* TASK STATEMENT *
Word for word, transcribe the lines below and drop the pictures.

* RECORDS TO PROCESS *
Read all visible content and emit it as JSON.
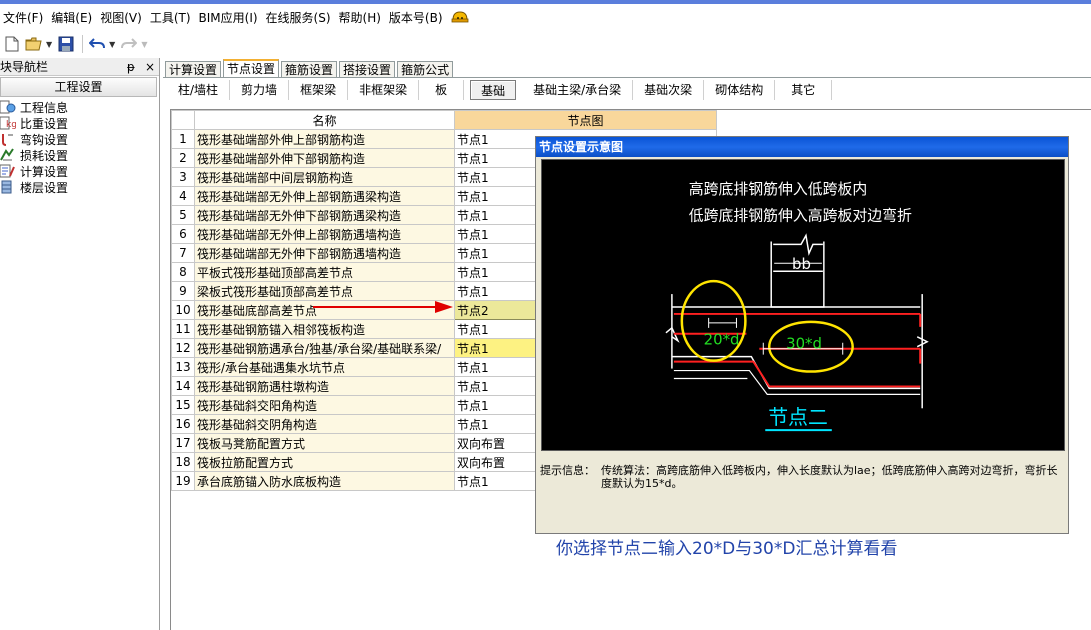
{
  "menu": [
    "文件(F)",
    "编辑(E)",
    "视图(V)",
    "工具(T)",
    "BIM应用(I)",
    "在线服务(S)",
    "帮助(H)",
    "版本号(B)"
  ],
  "left_panel": {
    "title": "块导航栏",
    "pin": "ᵽ",
    "close": "×",
    "header": "工程设置",
    "items": [
      "工程信息",
      "比重设置",
      "弯钩设置",
      "损耗设置",
      "计算设置",
      "楼层设置"
    ]
  },
  "tabs": [
    "计算设置",
    "节点设置",
    "箍筋设置",
    "搭接设置",
    "箍筋公式"
  ],
  "active_tab": 1,
  "subtabs": [
    "柱/墙柱",
    "剪力墙",
    "框架梁",
    "非框架梁",
    "板",
    "基础",
    "基础主梁/承台梁",
    "基础次梁",
    "砌体结构",
    "其它"
  ],
  "active_subtab": 5,
  "grid": {
    "headers": [
      "",
      "名称",
      "节点图"
    ],
    "rows": [
      {
        "no": "1",
        "name": "筏形基础端部外伸上部钢筋构造",
        "node": "节点1"
      },
      {
        "no": "2",
        "name": "筏形基础端部外伸下部钢筋构造",
        "node": "节点1"
      },
      {
        "no": "3",
        "name": "筏形基础端部中间层钢筋构造",
        "node": "节点1"
      },
      {
        "no": "4",
        "name": "筏形基础端部无外伸上部钢筋遇梁构造",
        "node": "节点1"
      },
      {
        "no": "5",
        "name": "筏形基础端部无外伸下部钢筋遇梁构造",
        "node": "节点1"
      },
      {
        "no": "6",
        "name": "筏形基础端部无外伸上部钢筋遇墙构造",
        "node": "节点1"
      },
      {
        "no": "7",
        "name": "筏形基础端部无外伸下部钢筋遇墙构造",
        "node": "节点1"
      },
      {
        "no": "8",
        "name": "平板式筏形基础顶部高差节点",
        "node": "节点1"
      },
      {
        "no": "9",
        "name": "梁板式筏形基础顶部高差节点",
        "node": "节点1"
      },
      {
        "no": "10",
        "name": "筏形基础底部高差节点",
        "node": "节点2"
      },
      {
        "no": "11",
        "name": "筏形基础钢筋锚入相邻筏板构造",
        "node": "节点1"
      },
      {
        "no": "12",
        "name": "筏形基础钢筋遇承台/独基/承台梁/基础联系梁/",
        "node": "节点1"
      },
      {
        "no": "13",
        "name": "筏形/承台基础遇集水坑节点",
        "node": "节点1"
      },
      {
        "no": "14",
        "name": "筏形基础钢筋遇柱墩构造",
        "node": "节点1"
      },
      {
        "no": "15",
        "name": "筏形基础斜交阳角构造",
        "node": "节点1"
      },
      {
        "no": "16",
        "name": "筏形基础斜交阴角构造",
        "node": "节点1"
      },
      {
        "no": "17",
        "name": "筏板马凳筋配置方式",
        "node": "双向布置"
      },
      {
        "no": "18",
        "name": "筏板拉筋配置方式",
        "node": "双向布置"
      },
      {
        "no": "19",
        "name": "承台底筋锚入防水底板构造",
        "node": "节点1"
      }
    ]
  },
  "dialog": {
    "title": "节点设置示意图",
    "canvas_line1": "高跨底排钢筋伸入低跨板内",
    "canvas_line2": "低跨底排钢筋伸入高跨板对边弯折",
    "dim_bb": "bb",
    "dim_20d": "20*d",
    "dim_30d": "30*d",
    "node_label": "节点二",
    "hint_label": "提示信息：",
    "hint_text": "传统算法：高跨底筋伸入低跨板内，伸入长度默认为lae；低跨底筋伸入高跨对边弯折，弯折长度默认为15*d。"
  },
  "bottom_note": "你选择节点二输入20*D与30*D汇总计算看看",
  "colors": {
    "title_bar": "#1f6ae9",
    "header_node": "#f9d79b",
    "name_col": "#fdf8e2",
    "highlight_row": "#fdf282",
    "rebar_red": "#ff2020",
    "ellipse_yellow": "#ffe400",
    "dim_green": "#22dd22",
    "node_cyan": "#00e5ff",
    "note_blue": "#2244aa"
  }
}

* WRITTEN REPLY *
Read all visible content and emit it as JSON.
{
  "menu": [
    "文件(F)",
    "编辑(E)",
    "视图(V)",
    "工具(T)",
    "BIM应用(I)",
    "在线服务(S)",
    "帮助(H)",
    "版本号(B)"
  ],
  "left_panel": {
    "title": "块导航栏",
    "pin": "ᵽ",
    "close": "×",
    "header": "工程设置",
    "items": [
      "工程信息",
      "比重设置",
      "弯钩设置",
      "损耗设置",
      "计算设置",
      "楼层设置"
    ]
  },
  "tabs": [
    "计算设置",
    "节点设置",
    "箍筋设置",
    "搭接设置",
    "箍筋公式"
  ],
  "active_tab": 1,
  "subtabs": [
    "柱/墙柱",
    "剪力墙",
    "框架梁",
    "非框架梁",
    "板",
    "基础",
    "基础主梁/承台梁",
    "基础次梁",
    "砌体结构",
    "其它"
  ],
  "active_subtab": 5,
  "grid": {
    "headers": [
      "",
      "名称",
      "节点图"
    ],
    "rows": [
      {
        "no": "1",
        "name": "筏形基础端部外伸上部钢筋构造",
        "node": "节点1"
      },
      {
        "no": "2",
        "name": "筏形基础端部外伸下部钢筋构造",
        "node": "节点1"
      },
      {
        "no": "3",
        "name": "筏形基础端部中间层钢筋构造",
        "node": "节点1"
      },
      {
        "no": "4",
        "name": "筏形基础端部无外伸上部钢筋遇梁构造",
        "node": "节点1"
      },
      {
        "no": "5",
        "name": "筏形基础端部无外伸下部钢筋遇梁构造",
        "node": "节点1"
      },
      {
        "no": "6",
        "name": "筏形基础端部无外伸上部钢筋遇墙构造",
        "node": "节点1"
      },
      {
        "no": "7",
        "name": "筏形基础端部无外伸下部钢筋遇墙构造",
        "node": "节点1"
      },
      {
        "no": "8",
        "name": "平板式筏形基础顶部高差节点",
        "node": "节点1"
      },
      {
        "no": "9",
        "name": "梁板式筏形基础顶部高差节点",
        "node": "节点1"
      },
      {
        "no": "10",
        "name": "筏形基础底部高差节点",
        "node": "节点2"
      },
      {
        "no": "11",
        "name": "筏形基础钢筋锚入相邻筏板构造",
        "node": "节点1"
      },
      {
        "no": "12",
        "name": "筏形基础钢筋遇承台/独基/承台梁/基础联系梁/",
        "node": "节点1"
      },
      {
        "no": "13",
        "name": "筏形/承台基础遇集水坑节点",
        "node": "节点1"
      },
      {
        "no": "14",
        "name": "筏形基础钢筋遇柱墩构造",
        "node": "节点1"
      },
      {
        "no": "15",
        "name": "筏形基础斜交阳角构造",
        "node": "节点1"
      },
      {
        "no": "16",
        "name": "筏形基础斜交阴角构造",
        "node": "节点1"
      },
      {
        "no": "17",
        "name": "筏板马凳筋配置方式",
        "node": "双向布置"
      },
      {
        "no": "18",
        "name": "筏板拉筋配置方式",
        "node": "双向布置"
      },
      {
        "no": "19",
        "name": "承台底筋锚入防水底板构造",
        "node": "节点1"
      }
    ]
  },
  "dialog": {
    "title": "节点设置示意图",
    "canvas_line1": "高跨底排钢筋伸入低跨板内",
    "canvas_line2": "低跨底排钢筋伸入高跨板对边弯折",
    "dim_bb": "bb",
    "dim_20d": "20*d",
    "dim_30d": "30*d",
    "node_label": "节点二",
    "hint_label": "提示信息：",
    "hint_text": "传统算法：高跨底筋伸入低跨板内，伸入长度默认为lae；低跨底筋伸入高跨对边弯折，弯折长度默认为15*d。"
  },
  "bottom_note": "你选择节点二输入20*D与30*D汇总计算看看",
  "colors": {
    "title_bar": "#1f6ae9",
    "header_node": "#f9d79b",
    "name_col": "#fdf8e2",
    "highlight_row": "#fdf282",
    "rebar_red": "#ff2020",
    "ellipse_yellow": "#ffe400",
    "dim_green": "#22dd22",
    "node_cyan": "#00e5ff",
    "note_blue": "#2244aa"
  }
}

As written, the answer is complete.